Copy every record below exactly as written, but leave out the pictures.
────
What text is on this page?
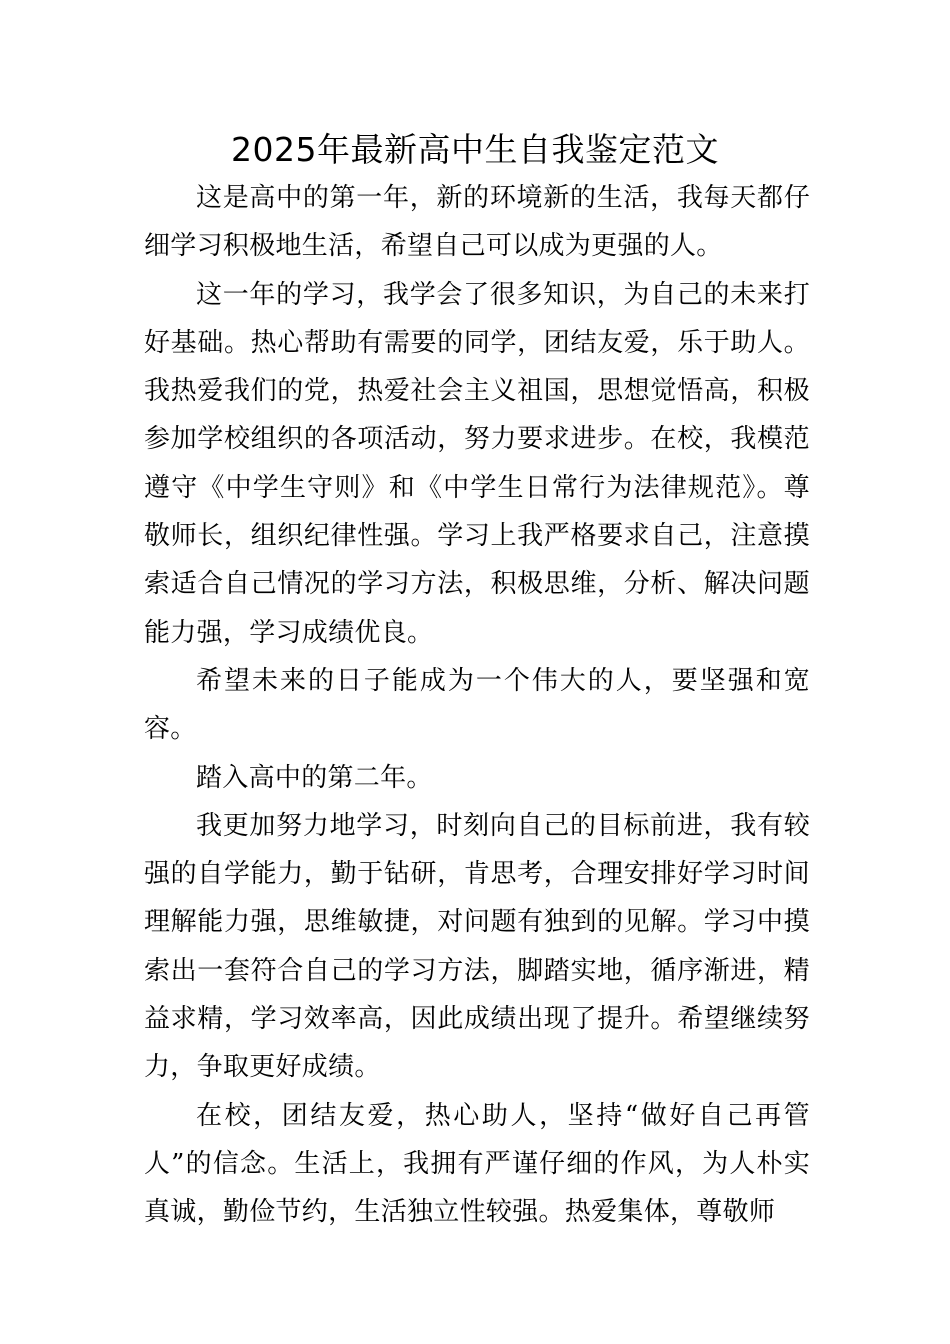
2025年最新高中生自我鉴定范文

这是高中的第一年，新的环境新的生活，我每天都仔细学习积极地生活，希望自己可以成为更强的人。

这一年的学习，我学会了很多知识，为自己的未来打好基础。热心帮助有需要的同学，团结友爱，乐于助人。我热爱我们的党，热爱社会主义祖国，思想觉悟高，积极参加学校组织的各项活动，努力要求进步。在校，我模范遵守《中学生守则》和《中学生日常行为法律规范》。尊敬师长，组织纪律性强。学习上我严格要求自己，注意摸索适合自己情况的学习方法，积极思维，分析、解决问题能力强，学习成绩优良。

希望未来的日子能成为一个伟大的人，要坚强和宽容。

踏入高中的第二年。

我更加努力地学习，时刻向自己的目标前进，我有较强的自学能力，勤于钻研，肯思考，合理安排好学习时间理解能力强，思维敏捷，对问题有独到的见解。学习中摸索出一套符合自己的学习方法，脚踏实地，循序渐进，精益求精，学习效率高，因此成绩出现了提升。希望继续努力，争取更好成绩。

在校，团结友爱，热心助人，坚持“做好自己再管人”的信念。生活上，我拥有严谨仔细的作风，为人朴实真诚，勤俭节约，生活独立性较强。热爱集体，尊敬师
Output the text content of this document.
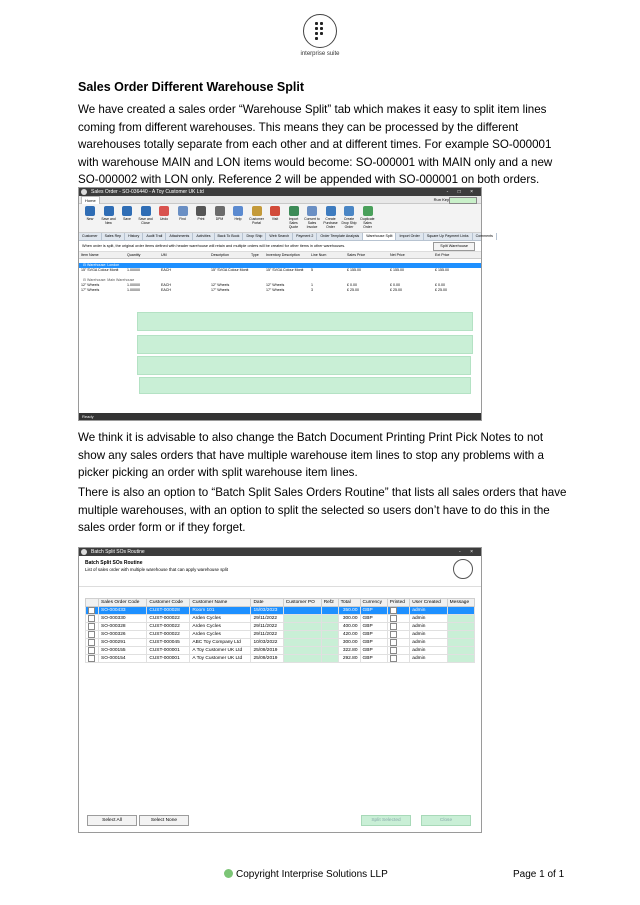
interprise suite
Sales Order Different Warehouse Split

We have created a sales order “Warehouse Split” tab which makes it easy to split item lines coming from different warehouses. This means they can be processed by the different warehouses totally separate from each other and at different times. For example SO-000001 with warehouse MAIN and LON items would become: SO-000001 with MAIN only and a new SO-000002 with LON only. Reference 2 will be appended with SO-000001 on both orders.

Sales Order - SO-036440 - A Toy Customer UK Ltd	- □ ×
Home	Run Key
New	Save and New
Save	Save and Close
Undo	Find	Print	DPM	Help	Customer Portal
Visit	Import Sales Quote
Convert to Sales Invoice
Create Purchase Order
Create Drop Ship Order
Duplicate Sales Order
Customer Sales Rep History Audit Trail Attachments Activities Back To Book Drop Ship Web Search Payment 2 Order Template Analysis Warehouse Split Import Order Square Up Payment Links Comments
When order is split, the original order items defined with header warehouse will retain and multiple orders will be created for other items in other warehouses.	Split Warehouse
Item Name	Quantity	UM	Description	Type Inventory Description	Line Num	Sales Price	Net Price	Ext Price
⊟ Warehouse: London
15" SVGA Colour Monit 1.00000	EACH	15" SVGA Colour Monit	15" SVGA Colour Monit 5	£ 155.00	£ 155.00	£ 155.00
⊟ Warehouse: Main Warehouse
12" Wheels	1.00000	EACH	12" Wheels	12" Wheels	1	£ 0.00	£ 0.00	£ 0.00
17" Wheels	1.00000	EACH	17" Wheels	17" Wheels	3	£ 25.00	£ 25.00	£ 25.00
Ready

We think it is advisable to also change the Batch Document Printing Print Pick Notes to not show any sales orders that have multiple warehouse item lines to stop any problems with a picker picking an order with split warehouse item lines.

There is also an option to “Batch Split Sales Orders Routine” that lists all sales orders that have multiple warehouses, with an option to split the selected so users don’t have to do this in the sales order form or if they forget.

Batch Split SOs Routine	- ×
Batch Split SOs Routine
List of sales order with multiple warehouse that can apply warehouse split
	Sales Order Code	Customer Code	Customer Name	Date	Customer PO	Ref2	Total	Currency	Printed	User Created	Message
	SO-000433	CUST-000028	Room 101	15/03/2023			350.00	GBP		admin	
	SO-000330	CUST-000022	Arden Cycles	29/11/2022			300.00	GBP		admin	
	SO-000328	CUST-000022	Arden Cycles	29/11/2022			400.00	GBP		admin	
	SO-000326	CUST-000022	Arden Cycles	29/11/2022			420.00	GBP		admin	
	SO-000291	CUST-000045	ABC Toy Company Ltd	10/03/2022			300.00	GBP		admin	
	SO-000155	CUST-000001	A Toy Customer UK Ltd	25/09/2019			322.80	GBP		admin	
	SO-000154	CUST-000001	A Toy Customer UK Ltd	25/09/2019			292.80	GBP		admin	
Select All	Select None	Split Selected	Close
Copyright Interprise Solutions LLP	Page 1 of 1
────
• Result for this exercise:
What text is on this page?
2025年最新高中生自我鉴定范文

这是高中的第一年，新的环境新的生活，我每天都仔细学习积极地生活，希望自己可以成为更强的人。

这一年的学习，我学会了很多知识，为自己的未来打好基础。热心帮助有需要的同学，团结友爱，乐于助人。我热爱我们的党，热爱社会主义祖国，思想觉悟高，积极参加学校组织的各项活动，努力要求进步。在校，我模范遵守《中学生守则》和《中学生日常行为法律规范》。尊敬师长，组织纪律性强。学习上我严格要求自己，注意摸索适合自己情况的学习方法，积极思维，分析、解决问题能力强，学习成绩优良。

希望未来的日子能成为一个伟大的人，要坚强和宽容。

踏入高中的第二年。

我更加努力地学习，时刻向自己的目标前进，我有较强的自学能力，勤于钻研，肯思考，合理安排好学习时间理解能力强，思维敏捷，对问题有独到的见解。学习中摸索出一套符合自己的学习方法，脚踏实地，循序渐进，精益求精，学习效率高，因此成绩出现了提升。希望继续努力，争取更好成绩。

在校，团结友爱，热心助人，坚持“做好自己再管人”的信念。生活上，我拥有严谨仔细的作风，为人朴实真诚，勤俭节约，生活独立性较强。热爱集体，尊敬师
Output the text content of this document.
interprise suite
Sales Order Different Warehouse Split

We have created a sales order “Warehouse Split” tab which makes it easy to split item lines coming from different warehouses. This means they can be processed by the different warehouses totally separate from each other and at different times. For example SO-000001 with warehouse MAIN and LON items would become: SO-000001 with MAIN only and a new SO-000002 with LON only. Reference 2 will be appended with SO-000001 on both orders.

Sales Order - SO-036440 - A Toy Customer UK Ltd	- □ ×
Home	Run Key
New	Save and New
Save	Save and Close
Undo	Find	Print	DPM	Help	Customer Portal
Visit	Import Sales Quote
Convert to Sales Invoice
Create Purchase Order
Create Drop Ship Order
Duplicate Sales Order
Customer Sales Rep History Audit Trail Attachments Activities Back To Book Drop Ship Web Search Payment 2 Order Template Analysis Warehouse Split Import Order Square Up Payment Links Comments
When order is split, the original order items defined with header warehouse will retain and multiple orders will be created for other items in other warehouses.	Split Warehouse
Item Name	Quantity	UM	Description	Type Inventory Description	Line Num	Sales Price	Net Price	Ext Price
⊟ Warehouse: London
15" SVGA Colour Monit 1.00000	EACH	15" SVGA Colour Monit	15" SVGA Colour Monit 5	£ 155.00	£ 155.00	£ 155.00
⊟ Warehouse: Main Warehouse
12" Wheels	1.00000	EACH	12" Wheels	12" Wheels	1	£ 0.00	£ 0.00	£ 0.00
17" Wheels	1.00000	EACH	17" Wheels	17" Wheels	3	£ 25.00	£ 25.00	£ 25.00
Ready

We think it is advisable to also change the Batch Document Printing Print Pick Notes to not show any sales orders that have multiple warehouse item lines to stop any problems with a picker picking an order with split warehouse item lines.

There is also an option to “Batch Split Sales Orders Routine” that lists all sales orders that have multiple warehouses, with an option to split the selected so users don’t have to do this in the sales order form or if they forget.

Batch Split SOs Routine	- ×
Batch Split SOs Routine
List of sales order with multiple warehouse that can apply warehouse split
	Sales Order Code	Customer Code	Customer Name	Date	Customer PO	Ref2	Total	Currency	Printed	User Created	Message
	SO-000433	CUST-000028	Room 101	15/03/2023			350.00	GBP		admin	
	SO-000330	CUST-000022	Arden Cycles	29/11/2022			300.00	GBP		admin	
	SO-000328	CUST-000022	Arden Cycles	29/11/2022			400.00	GBP		admin	
	SO-000326	CUST-000022	Arden Cycles	29/11/2022			420.00	GBP		admin	
	SO-000291	CUST-000045	ABC Toy Company Ltd	10/03/2022			300.00	GBP		admin	
	SO-000155	CUST-000001	A Toy Customer UK Ltd	25/09/2019			322.80	GBP		admin	
	SO-000154	CUST-000001	A Toy Customer UK Ltd	25/09/2019			292.80	GBP		admin	
Select All	Select None	Split Selected	Close
Copyright Interprise Solutions LLP	Page 1 of 1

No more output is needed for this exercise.